Stored records

# # # #

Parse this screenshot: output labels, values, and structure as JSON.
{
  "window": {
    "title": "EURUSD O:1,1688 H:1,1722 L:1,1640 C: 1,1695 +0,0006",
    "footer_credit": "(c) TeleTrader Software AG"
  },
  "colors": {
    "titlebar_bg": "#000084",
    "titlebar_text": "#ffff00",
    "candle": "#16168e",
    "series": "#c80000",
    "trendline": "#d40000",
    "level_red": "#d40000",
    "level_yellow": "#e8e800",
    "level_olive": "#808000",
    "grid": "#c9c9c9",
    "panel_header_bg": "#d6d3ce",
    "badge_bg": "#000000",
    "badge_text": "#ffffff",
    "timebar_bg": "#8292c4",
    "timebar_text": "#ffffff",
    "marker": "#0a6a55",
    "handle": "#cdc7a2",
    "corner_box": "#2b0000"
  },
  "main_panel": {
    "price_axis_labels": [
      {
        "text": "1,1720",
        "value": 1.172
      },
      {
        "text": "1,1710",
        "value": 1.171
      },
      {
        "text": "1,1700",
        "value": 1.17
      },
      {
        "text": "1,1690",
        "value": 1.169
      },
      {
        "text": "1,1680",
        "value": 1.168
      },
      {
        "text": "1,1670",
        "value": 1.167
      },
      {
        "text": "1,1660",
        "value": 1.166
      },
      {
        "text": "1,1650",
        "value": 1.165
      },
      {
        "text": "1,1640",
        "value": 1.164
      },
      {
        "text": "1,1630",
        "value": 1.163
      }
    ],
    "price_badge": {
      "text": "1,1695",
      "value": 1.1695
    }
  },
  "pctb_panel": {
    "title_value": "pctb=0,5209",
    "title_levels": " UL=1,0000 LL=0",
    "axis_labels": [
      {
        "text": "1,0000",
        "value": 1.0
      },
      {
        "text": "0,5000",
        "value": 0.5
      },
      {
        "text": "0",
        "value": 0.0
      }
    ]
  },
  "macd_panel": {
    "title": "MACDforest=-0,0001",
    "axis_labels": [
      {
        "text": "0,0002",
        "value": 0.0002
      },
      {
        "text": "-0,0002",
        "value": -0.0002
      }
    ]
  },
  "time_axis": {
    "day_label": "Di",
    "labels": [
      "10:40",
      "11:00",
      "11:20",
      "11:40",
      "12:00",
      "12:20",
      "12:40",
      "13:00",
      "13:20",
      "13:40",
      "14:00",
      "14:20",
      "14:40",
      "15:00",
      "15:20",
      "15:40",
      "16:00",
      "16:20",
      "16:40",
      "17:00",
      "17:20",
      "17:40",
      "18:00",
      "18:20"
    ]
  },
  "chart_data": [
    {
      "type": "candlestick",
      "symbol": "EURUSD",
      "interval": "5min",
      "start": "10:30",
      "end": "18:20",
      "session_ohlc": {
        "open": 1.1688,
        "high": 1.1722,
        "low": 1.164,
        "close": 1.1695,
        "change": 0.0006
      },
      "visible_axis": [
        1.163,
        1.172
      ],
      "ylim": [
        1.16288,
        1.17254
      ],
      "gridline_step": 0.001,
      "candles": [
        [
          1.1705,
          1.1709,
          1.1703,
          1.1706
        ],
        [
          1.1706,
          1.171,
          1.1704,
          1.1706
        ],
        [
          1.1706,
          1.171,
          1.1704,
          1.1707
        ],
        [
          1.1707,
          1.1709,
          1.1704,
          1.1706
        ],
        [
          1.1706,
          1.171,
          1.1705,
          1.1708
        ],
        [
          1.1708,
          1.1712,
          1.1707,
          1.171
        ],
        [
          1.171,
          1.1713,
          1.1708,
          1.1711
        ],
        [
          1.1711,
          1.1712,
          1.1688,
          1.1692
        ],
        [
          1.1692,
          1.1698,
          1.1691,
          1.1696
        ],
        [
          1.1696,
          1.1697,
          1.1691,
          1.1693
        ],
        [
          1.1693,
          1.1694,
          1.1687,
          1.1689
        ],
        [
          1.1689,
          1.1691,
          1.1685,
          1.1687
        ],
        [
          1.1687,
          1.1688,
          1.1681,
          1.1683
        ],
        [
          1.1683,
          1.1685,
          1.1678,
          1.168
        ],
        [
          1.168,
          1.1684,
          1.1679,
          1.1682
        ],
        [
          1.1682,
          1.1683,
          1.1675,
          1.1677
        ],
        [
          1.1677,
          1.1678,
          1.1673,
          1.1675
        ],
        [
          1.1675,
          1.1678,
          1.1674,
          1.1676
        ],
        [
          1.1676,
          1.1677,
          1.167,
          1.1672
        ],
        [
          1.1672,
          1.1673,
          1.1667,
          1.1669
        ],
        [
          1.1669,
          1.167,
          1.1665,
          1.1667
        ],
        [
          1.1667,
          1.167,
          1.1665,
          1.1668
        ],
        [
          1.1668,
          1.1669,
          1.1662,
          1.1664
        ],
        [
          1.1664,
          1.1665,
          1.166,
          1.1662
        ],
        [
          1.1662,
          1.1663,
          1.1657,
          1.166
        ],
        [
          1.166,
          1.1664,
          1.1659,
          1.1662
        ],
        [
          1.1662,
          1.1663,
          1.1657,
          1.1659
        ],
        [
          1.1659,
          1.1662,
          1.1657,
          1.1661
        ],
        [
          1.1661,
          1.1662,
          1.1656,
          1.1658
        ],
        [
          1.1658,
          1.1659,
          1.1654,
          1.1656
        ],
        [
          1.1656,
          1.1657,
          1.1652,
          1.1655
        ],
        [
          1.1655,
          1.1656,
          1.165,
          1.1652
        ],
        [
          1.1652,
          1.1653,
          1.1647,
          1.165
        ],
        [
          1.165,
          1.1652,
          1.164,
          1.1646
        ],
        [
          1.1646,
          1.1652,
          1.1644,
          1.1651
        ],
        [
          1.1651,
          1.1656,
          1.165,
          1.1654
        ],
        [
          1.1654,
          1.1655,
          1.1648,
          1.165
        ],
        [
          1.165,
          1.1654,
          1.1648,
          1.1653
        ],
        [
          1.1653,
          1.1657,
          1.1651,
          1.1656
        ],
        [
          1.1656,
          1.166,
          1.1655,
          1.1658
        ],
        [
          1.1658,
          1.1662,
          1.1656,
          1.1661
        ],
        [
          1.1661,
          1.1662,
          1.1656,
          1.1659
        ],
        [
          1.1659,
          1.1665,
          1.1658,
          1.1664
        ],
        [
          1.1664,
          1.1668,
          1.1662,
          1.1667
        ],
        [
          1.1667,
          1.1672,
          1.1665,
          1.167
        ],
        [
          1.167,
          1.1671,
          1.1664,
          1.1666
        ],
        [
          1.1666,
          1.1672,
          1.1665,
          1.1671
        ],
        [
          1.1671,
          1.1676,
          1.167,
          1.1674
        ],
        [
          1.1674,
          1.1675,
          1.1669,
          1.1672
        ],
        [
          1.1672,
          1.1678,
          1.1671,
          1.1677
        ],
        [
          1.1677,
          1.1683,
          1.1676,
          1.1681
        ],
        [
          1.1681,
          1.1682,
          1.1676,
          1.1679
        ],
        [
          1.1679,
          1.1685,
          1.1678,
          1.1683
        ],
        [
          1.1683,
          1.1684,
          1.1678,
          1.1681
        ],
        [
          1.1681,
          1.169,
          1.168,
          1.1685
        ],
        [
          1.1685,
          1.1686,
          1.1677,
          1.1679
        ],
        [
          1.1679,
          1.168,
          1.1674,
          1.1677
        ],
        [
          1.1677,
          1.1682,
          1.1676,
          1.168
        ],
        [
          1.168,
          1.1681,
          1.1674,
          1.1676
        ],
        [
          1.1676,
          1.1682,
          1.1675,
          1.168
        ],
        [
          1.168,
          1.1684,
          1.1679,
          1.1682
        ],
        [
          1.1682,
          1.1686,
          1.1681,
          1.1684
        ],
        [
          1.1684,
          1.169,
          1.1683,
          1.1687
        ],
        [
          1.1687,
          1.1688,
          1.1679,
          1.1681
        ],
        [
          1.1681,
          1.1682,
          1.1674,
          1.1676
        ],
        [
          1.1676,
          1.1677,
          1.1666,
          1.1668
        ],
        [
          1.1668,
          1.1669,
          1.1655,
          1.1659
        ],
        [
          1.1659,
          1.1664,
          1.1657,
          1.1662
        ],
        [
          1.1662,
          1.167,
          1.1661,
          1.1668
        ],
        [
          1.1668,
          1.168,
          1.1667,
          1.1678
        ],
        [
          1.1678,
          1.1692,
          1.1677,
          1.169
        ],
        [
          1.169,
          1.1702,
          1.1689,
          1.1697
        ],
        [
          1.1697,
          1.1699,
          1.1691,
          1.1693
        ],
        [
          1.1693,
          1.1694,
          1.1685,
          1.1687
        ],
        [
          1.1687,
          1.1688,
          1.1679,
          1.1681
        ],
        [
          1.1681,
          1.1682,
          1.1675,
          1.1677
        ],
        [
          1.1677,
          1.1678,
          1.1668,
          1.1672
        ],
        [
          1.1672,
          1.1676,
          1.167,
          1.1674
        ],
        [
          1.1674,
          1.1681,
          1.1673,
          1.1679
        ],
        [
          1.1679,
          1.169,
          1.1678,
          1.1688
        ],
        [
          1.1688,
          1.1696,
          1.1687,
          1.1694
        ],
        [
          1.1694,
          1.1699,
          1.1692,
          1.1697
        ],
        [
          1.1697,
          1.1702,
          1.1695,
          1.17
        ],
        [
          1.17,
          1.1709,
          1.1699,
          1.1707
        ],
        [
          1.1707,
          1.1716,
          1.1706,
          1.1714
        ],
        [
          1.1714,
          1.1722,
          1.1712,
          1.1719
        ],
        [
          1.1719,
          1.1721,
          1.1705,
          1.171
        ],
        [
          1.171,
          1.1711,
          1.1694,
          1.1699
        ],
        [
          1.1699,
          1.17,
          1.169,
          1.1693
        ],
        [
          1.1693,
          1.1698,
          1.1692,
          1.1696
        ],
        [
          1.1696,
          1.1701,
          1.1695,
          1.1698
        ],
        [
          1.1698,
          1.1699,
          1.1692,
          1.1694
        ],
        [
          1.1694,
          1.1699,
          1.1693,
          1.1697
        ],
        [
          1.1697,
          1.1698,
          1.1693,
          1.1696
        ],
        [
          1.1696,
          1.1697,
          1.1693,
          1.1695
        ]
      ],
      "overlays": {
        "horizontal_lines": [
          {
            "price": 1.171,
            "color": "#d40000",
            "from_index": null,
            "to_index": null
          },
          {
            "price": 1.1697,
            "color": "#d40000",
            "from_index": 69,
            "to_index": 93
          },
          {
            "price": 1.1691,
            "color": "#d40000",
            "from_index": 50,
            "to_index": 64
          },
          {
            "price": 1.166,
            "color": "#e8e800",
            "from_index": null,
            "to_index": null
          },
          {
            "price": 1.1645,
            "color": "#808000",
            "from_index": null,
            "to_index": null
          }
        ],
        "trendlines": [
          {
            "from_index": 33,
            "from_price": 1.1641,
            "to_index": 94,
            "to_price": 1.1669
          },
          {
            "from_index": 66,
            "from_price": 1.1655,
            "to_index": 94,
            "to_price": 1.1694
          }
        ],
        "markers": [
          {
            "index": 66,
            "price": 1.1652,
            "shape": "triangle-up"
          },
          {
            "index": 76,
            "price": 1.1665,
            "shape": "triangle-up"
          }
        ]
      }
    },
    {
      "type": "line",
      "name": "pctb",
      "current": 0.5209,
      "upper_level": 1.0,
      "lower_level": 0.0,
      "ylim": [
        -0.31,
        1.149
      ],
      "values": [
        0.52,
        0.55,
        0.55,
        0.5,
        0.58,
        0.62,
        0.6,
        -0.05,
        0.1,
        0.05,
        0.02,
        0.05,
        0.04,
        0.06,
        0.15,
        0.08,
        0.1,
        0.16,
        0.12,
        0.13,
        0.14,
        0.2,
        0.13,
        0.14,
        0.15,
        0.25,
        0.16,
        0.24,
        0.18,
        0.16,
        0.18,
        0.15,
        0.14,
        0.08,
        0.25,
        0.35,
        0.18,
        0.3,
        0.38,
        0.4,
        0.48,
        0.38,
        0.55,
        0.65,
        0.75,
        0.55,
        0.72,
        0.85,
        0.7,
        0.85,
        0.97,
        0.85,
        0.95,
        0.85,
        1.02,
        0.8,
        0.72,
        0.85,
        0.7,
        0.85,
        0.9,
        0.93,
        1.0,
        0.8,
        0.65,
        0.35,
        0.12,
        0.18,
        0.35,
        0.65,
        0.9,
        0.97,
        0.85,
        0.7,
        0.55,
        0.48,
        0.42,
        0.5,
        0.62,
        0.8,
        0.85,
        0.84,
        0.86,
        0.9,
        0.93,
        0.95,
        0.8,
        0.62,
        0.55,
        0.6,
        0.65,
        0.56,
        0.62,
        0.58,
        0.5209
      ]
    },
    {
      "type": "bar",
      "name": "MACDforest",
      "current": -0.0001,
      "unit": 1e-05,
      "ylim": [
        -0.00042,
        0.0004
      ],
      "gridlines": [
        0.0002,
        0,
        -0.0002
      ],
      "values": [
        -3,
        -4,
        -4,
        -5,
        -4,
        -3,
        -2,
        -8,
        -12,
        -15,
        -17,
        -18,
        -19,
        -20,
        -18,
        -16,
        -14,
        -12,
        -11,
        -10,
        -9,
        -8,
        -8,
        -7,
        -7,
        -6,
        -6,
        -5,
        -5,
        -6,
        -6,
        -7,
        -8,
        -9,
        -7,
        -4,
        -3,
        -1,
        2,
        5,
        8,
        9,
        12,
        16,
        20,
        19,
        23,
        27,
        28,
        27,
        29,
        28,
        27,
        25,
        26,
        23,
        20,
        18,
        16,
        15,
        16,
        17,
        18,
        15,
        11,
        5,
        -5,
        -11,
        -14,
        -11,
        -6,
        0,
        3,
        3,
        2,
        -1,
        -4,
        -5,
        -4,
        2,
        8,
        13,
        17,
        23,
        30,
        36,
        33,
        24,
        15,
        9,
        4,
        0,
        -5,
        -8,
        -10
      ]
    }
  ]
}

# # # #

Objective: Copy out each line of the data containing the string "MACDforest".

Task response:
    "title": "MACDforest=-0,0001",
      "name": "MACDforest",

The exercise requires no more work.